Look through the material below and give the number of lines holding "如需改动", with no other words.

── MATERIAL ──

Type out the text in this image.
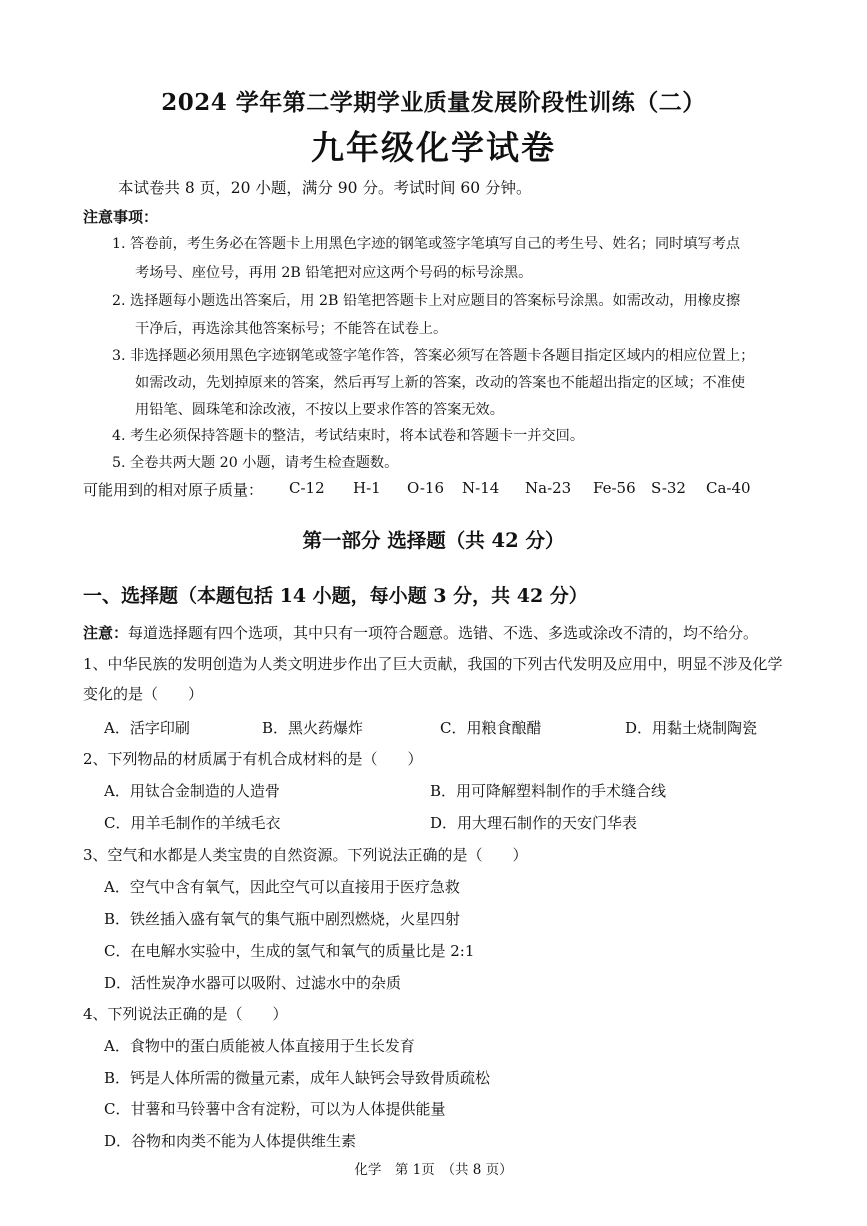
2024 学年第二学期学业质量发展阶段性训练（二）
九年级化学试卷
本试卷共 8 页，20 小题，满分 90 分。考试时间 60 分钟。
注意事项：
1. 答卷前，考生务必在答题卡上用黑色字迹的钢笔或签字笔填写自己的考生号、姓名；同时填写考点
考场号、座位号，再用 2B 铅笔把对应这两个号码的标号涂黑。
2. 选择题每小题选出答案后，用 2B 铅笔把答题卡上对应题目的答案标号涂黑。如需改动，用橡皮擦
干净后，再选涂其他答案标号；不能答在试卷上。
3. 非选择题必须用黑色字迹钢笔或签字笔作答，答案必须写在答题卡各题目指定区域内的相应位置上；
如需改动，先划掉原来的答案，然后再写上新的答案，改动的答案也不能超出指定的区域；不准使
用铅笔、圆珠笔和涂改液，不按以上要求作答的答案无效。
4. 考生必须保持答题卡的整洁，考试结束时，将本试卷和答题卡一并交回。
5. 全卷共两大题 20 小题，请考生检查题数。
可能用到的相对原子质量： C-12 H-1 O-16 N-14 Na-23 Fe-56 S-32 Ca-40
第一部分 选择题（共 42 分）
一、选择题（本题包括 14 小题，每小题 3 分，共 42 分）
注意：每道选择题有四个选项，其中只有一项符合题意。选错、不选、多选或涂改不清的，均不给分。
1、中华民族的发明创造为人类文明进步作出了巨大贡献，我国的下列古代发明及应用中，明显不涉及化学
变化的是（　　）
A．活字印刷	B．黑火药爆炸	C．用粮食酿醋	D．用黏土烧制陶瓷
2、下列物品的材质属于有机合成材料的是（　　）
A．用钛合金制造的人造骨	B．用可降解塑料制作的手术缝合线
C．用羊毛制作的羊绒毛衣	D．用大理石制作的天安门华表
3、空气和水都是人类宝贵的自然资源。下列说法正确的是（　　）
A．空气中含有氧气，因此空气可以直接用于医疗急救
B．铁丝插入盛有氧气的集气瓶中剧烈燃烧，火星四射
C．在电解水实验中，生成的氢气和氧气的质量比是 2:1
D．活性炭净水器可以吸附、过滤水中的杂质
4、下列说法正确的是（　　）
A．食物中的蛋白质能被人体直接用于生长发育
B．钙是人体所需的微量元素，成年人缺钙会导致骨质疏松
C．甘薯和马铃薯中含有淀粉，可以为人体提供能量
D．谷物和肉类不能为人体提供维生素
化学　第 1页　（共 8 页）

───

EXERCISE RESULT:
2